> _What to do_
**A)** In the forum thread about the RWS Diana 34 .22, what does the poster who owns the gun name as its only downside?
**B)** Return the part of the RWS Diana 34 .22 thread between "I don't know." and "(Jan 26, 2007)", inclusive.
**C)** Summarize the RWS Diana 34 .22 thread in two sentences.

> _Document segment_
>>>>>

# ? on RWS Diana 34 .22



## TXpelletgunhunter (Jun 7, 2007)

They ae selling these at my sporting good store fore 175$ wich is in my price range. On he box it says the gun will shoot 800 fps. is this powerfull enough to kill rabbit, squirles, and birds? Is this gun reliable? Thanks for the help!


----------



## coyote_buster (Mar 11, 2007)

use some good penetrting pellets and it will be enough, dont know about dependability though


----------



## TXpelletgunhunter (Jun 7, 2007)

thanks! do you think it could kill crows? they are real pests around here


----------



## coyote_buster (Mar 11, 2007)

I don't know. I never hunted crows. Might wan't to make sure it's legal. Check it out on the dove and crow forum.


----------



## scottjes000 (Jan 26, 2007)

I own that gun and have took out squirrels starlings and a crow with it geat acuracy and powerful enough to thwack them very depenebility.

the only downside is the recoil


----------



## coyote_buster (Mar 11, 2007)

I just got a $30 pellet gun with maximum of 600 fps. It is a ten pump and with five pumps I have already gotten a squirell at five yards and a starling at fifteen. The starling dropped dead and didn't flap it's wings or anything.


----------

<<<<<

> _Data block_
>>>>>

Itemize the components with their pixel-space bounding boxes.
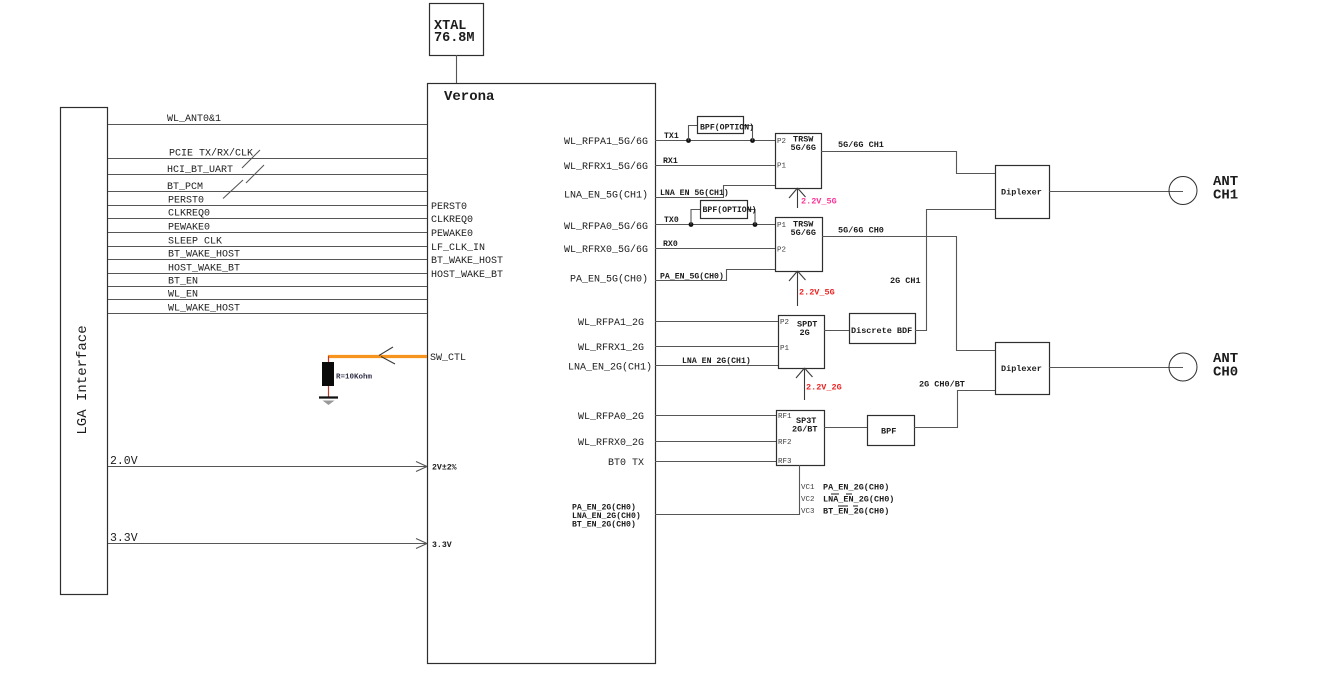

<<<<<

> _The answers_
**A)** The recoil.

**B)**
I don't know. I never hunted crows. Might wan't to make sure it's legal. Check it out on the dove and crow forum.


----------



## scottjes000 (Jan 26, 2007)

**C)** A poster asks whether the RWS Diana 34 .22, sold at a local sporting goods store for $175 and rated at 800 fps, is powerful and reliable enough for rabbits, squirrels and birds. A reply says it will be enough with good penetrating pellets, and an owner reports taking squirrels, starlings and a crow with it, naming recoil as its only downside.